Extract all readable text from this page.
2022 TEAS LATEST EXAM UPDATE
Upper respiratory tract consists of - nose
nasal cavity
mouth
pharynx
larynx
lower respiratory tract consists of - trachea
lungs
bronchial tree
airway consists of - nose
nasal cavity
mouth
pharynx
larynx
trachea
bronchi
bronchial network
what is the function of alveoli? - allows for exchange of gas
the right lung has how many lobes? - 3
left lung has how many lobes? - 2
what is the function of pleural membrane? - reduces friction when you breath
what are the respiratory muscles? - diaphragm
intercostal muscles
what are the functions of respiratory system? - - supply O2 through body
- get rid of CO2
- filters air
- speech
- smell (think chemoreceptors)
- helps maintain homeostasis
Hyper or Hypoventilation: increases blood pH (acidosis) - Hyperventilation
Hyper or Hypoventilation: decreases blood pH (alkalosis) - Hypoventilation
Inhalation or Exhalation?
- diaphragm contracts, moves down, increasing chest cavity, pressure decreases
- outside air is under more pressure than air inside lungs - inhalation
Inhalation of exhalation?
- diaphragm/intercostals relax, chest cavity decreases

:::::

#### TASK DIRECTIONS
Return the entries in full, keeping every line exactly as it is.

#### RESULT
Extract all readable text from this page.
2022 TEAS LATEST EXAM UPDATE
Upper respiratory tract consists of - nose
nasal cavity
mouth
pharynx
larynx
lower respiratory tract consists of - trachea
lungs
bronchial tree
airway consists of - nose
nasal cavity
mouth
pharynx
larynx
trachea
bronchi
bronchial network
what is the function of alveoli? - allows for exchange of gas
the right lung has how many lobes? - 3
left lung has how many lobes? - 2
what is the function of pleural membrane? - reduces friction when you breath
what are the respiratory muscles? - diaphragm
intercostal muscles
what are the functions of respiratory system? - - supply O2 through body
- get rid of CO2
- filters air
- speech
- smell (think chemoreceptors)
- helps maintain homeostasis
Hyper or Hypoventilation: increases blood pH (acidosis) - Hyperventilation
Hyper or Hypoventilation: decreases blood pH (alkalosis) - Hypoventilation
Inhalation or Exhalation?
- diaphragm contracts, moves down, increasing chest cavity, pressure decreases
- outside air is under more pressure than air inside lungs - inhalation
Inhalation of exhalation?
- diaphragm/intercostals relax, chest cavity decreases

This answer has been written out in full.